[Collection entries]
------------------------------------------------
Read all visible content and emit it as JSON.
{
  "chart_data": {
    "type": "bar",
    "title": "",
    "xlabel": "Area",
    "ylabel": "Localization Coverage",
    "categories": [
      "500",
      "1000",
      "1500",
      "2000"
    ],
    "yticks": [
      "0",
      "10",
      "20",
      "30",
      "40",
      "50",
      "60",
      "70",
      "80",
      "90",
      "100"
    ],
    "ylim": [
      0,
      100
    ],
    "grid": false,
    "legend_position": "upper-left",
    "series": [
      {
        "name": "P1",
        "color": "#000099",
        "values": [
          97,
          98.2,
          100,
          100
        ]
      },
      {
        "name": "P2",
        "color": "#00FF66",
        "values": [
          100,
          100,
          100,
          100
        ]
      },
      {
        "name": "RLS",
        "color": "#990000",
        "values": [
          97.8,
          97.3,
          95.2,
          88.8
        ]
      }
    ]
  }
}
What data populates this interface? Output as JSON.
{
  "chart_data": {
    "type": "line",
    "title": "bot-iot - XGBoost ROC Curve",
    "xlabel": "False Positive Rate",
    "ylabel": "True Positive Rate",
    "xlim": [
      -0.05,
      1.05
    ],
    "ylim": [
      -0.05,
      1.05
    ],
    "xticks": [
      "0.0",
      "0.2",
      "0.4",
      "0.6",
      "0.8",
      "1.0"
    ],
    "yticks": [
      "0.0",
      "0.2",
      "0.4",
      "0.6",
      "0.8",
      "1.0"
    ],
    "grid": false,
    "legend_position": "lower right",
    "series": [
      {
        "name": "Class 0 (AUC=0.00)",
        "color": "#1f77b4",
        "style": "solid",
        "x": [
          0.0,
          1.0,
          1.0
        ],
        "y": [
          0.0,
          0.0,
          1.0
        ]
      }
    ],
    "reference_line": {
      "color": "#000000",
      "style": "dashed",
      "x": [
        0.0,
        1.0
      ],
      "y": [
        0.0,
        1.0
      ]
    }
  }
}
------------------------------------------------
Everything from the line containing "What data populates" through the final line of the listing, inclusive, must be reproduced exactly; leave out the rest.

What data populates this interface? Output as JSON.
{
  "chart_data": {
    "type": "line",
    "title": "bot-iot - XGBoost ROC Curve",
    "xlabel": "False Positive Rate",
    "ylabel": "True Positive Rate",
    "xlim": [
      -0.05,
      1.05
    ],
    "ylim": [
      -0.05,
      1.05
    ],
    "xticks": [
      "0.0",
      "0.2",
      "0.4",
      "0.6",
      "0.8",
      "1.0"
    ],
    "yticks": [
      "0.0",
      "0.2",
      "0.4",
      "0.6",
      "0.8",
      "1.0"
    ],
    "grid": false,
    "legend_position": "lower right",
    "series": [
      {
        "name": "Class 0 (AUC=0.00)",
        "color": "#1f77b4",
        "style": "solid",
        "x": [
          0.0,
          1.0,
          1.0
        ],
        "y": [
          0.0,
          0.0,
          1.0
        ]
      }
    ],
    "reference_line": {
      "color": "#000000",
      "style": "dashed",
      "x": [
        0.0,
        1.0
      ],
      "y": [
        0.0,
        1.0
      ]
    }
  }
}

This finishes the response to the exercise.